Figure record extracts:
───

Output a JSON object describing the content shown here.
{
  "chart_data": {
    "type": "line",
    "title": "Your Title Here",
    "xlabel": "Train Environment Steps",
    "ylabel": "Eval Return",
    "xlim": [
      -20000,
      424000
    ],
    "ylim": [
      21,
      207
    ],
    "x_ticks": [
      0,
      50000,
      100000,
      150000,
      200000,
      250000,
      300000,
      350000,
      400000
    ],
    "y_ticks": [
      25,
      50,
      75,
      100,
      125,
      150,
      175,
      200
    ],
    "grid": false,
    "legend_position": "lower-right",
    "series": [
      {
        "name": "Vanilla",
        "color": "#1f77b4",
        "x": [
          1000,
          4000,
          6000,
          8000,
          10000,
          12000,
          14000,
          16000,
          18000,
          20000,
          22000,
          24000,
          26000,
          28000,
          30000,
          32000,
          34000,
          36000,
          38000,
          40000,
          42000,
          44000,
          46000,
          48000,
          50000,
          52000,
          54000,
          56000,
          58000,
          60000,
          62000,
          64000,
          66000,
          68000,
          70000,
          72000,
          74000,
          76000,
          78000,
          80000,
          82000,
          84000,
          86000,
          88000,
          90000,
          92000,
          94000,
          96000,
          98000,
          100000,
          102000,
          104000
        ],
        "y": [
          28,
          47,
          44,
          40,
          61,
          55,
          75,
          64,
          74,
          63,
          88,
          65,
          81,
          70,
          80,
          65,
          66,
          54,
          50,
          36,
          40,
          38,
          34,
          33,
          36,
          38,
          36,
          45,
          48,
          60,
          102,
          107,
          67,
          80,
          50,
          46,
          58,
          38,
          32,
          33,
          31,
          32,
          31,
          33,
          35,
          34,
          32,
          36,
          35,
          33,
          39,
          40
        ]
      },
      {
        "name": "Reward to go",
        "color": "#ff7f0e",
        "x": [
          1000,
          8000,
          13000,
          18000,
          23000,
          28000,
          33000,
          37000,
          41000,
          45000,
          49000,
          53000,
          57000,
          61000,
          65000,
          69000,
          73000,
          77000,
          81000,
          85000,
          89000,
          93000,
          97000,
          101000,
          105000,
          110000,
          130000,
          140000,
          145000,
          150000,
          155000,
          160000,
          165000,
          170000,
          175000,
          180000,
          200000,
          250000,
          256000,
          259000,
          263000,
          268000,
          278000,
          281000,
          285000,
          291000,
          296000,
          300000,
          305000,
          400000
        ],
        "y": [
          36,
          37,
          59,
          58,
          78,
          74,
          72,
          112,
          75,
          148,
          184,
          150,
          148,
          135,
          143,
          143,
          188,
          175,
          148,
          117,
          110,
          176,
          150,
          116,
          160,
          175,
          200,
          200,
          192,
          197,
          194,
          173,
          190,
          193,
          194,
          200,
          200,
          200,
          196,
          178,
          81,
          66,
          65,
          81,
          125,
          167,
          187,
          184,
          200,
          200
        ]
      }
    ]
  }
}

───

> [Instructions for the task] Transcribe the data above in full, exactly.

> [Task solution]
Output a JSON object describing the content shown here.
{
  "chart_data": {
    "type": "line",
    "title": "Your Title Here",
    "xlabel": "Train Environment Steps",
    "ylabel": "Eval Return",
    "xlim": [
      -20000,
      424000
    ],
    "ylim": [
      21,
      207
    ],
    "x_ticks": [
      0,
      50000,
      100000,
      150000,
      200000,
      250000,
      300000,
      350000,
      400000
    ],
    "y_ticks": [
      25,
      50,
      75,
      100,
      125,
      150,
      175,
      200
    ],
    "grid": false,
    "legend_position": "lower-right",
    "series": [
      {
        "name": "Vanilla",
        "color": "#1f77b4",
        "x": [
          1000,
          4000,
          6000,
          8000,
          10000,
          12000,
          14000,
          16000,
          18000,
          20000,
          22000,
          24000,
          26000,
          28000,
          30000,
          32000,
          34000,
          36000,
          38000,
          40000,
          42000,
          44000,
          46000,
          48000,
          50000,
          52000,
          54000,
          56000,
          58000,
          60000,
          62000,
          64000,
          66000,
          68000,
          70000,
          72000,
          74000,
          76000,
          78000,
          80000,
          82000,
          84000,
          86000,
          88000,
          90000,
          92000,
          94000,
          96000,
          98000,
          100000,
          102000,
          104000
        ],
        "y": [
          28,
          47,
          44,
          40,
          61,
          55,
          75,
          64,
          74,
          63,
          88,
          65,
          81,
          70,
          80,
          65,
          66,
          54,
          50,
          36,
          40,
          38,
          34,
          33,
          36,
          38,
          36,
          45,
          48,
          60,
          102,
          107,
          67,
          80,
          50,
          46,
          58,
          38,
          32,
          33,
          31,
          32,
          31,
          33,
          35,
          34,
          32,
          36,
          35,
          33,
          39,
          40
        ]
      },
      {
        "name": "Reward to go",
        "color": "#ff7f0e",
        "x": [
          1000,
          8000,
          13000,
          18000,
          23000,
          28000,
          33000,
          37000,
          41000,
          45000,
          49000,
          53000,
          57000,
          61000,
          65000,
          69000,
          73000,
          77000,
          81000,
          85000,
          89000,
          93000,
          97000,
          101000,
          105000,
          110000,
          130000,
          140000,
          145000,
          150000,
          155000,
          160000,
          165000,
          170000,
          175000,
          180000,
          200000,
          250000,
          256000,
          259000,
          263000,
          268000,
          278000,
          281000,
          285000,
          291000,
          296000,
          300000,
          305000,
          400000
        ],
        "y": [
          36,
          37,
          59,
          58,
          78,
          74,
          72,
          112,
          75,
          148,
          184,
          150,
          148,
          135,
          143,
          143,
          188,
          175,
          148,
          117,
          110,
          176,
          150,
          116,
          160,
          175,
          200,
          200,
          192,
          197,
          194,
          173,
          190,
          193,
          194,
          200,
          200,
          200,
          196,
          178,
          81,
          66,
          65,
          81,
          125,
          167,
          187,
          184,
          200,
          200
        ]
      }
    ]
  }
}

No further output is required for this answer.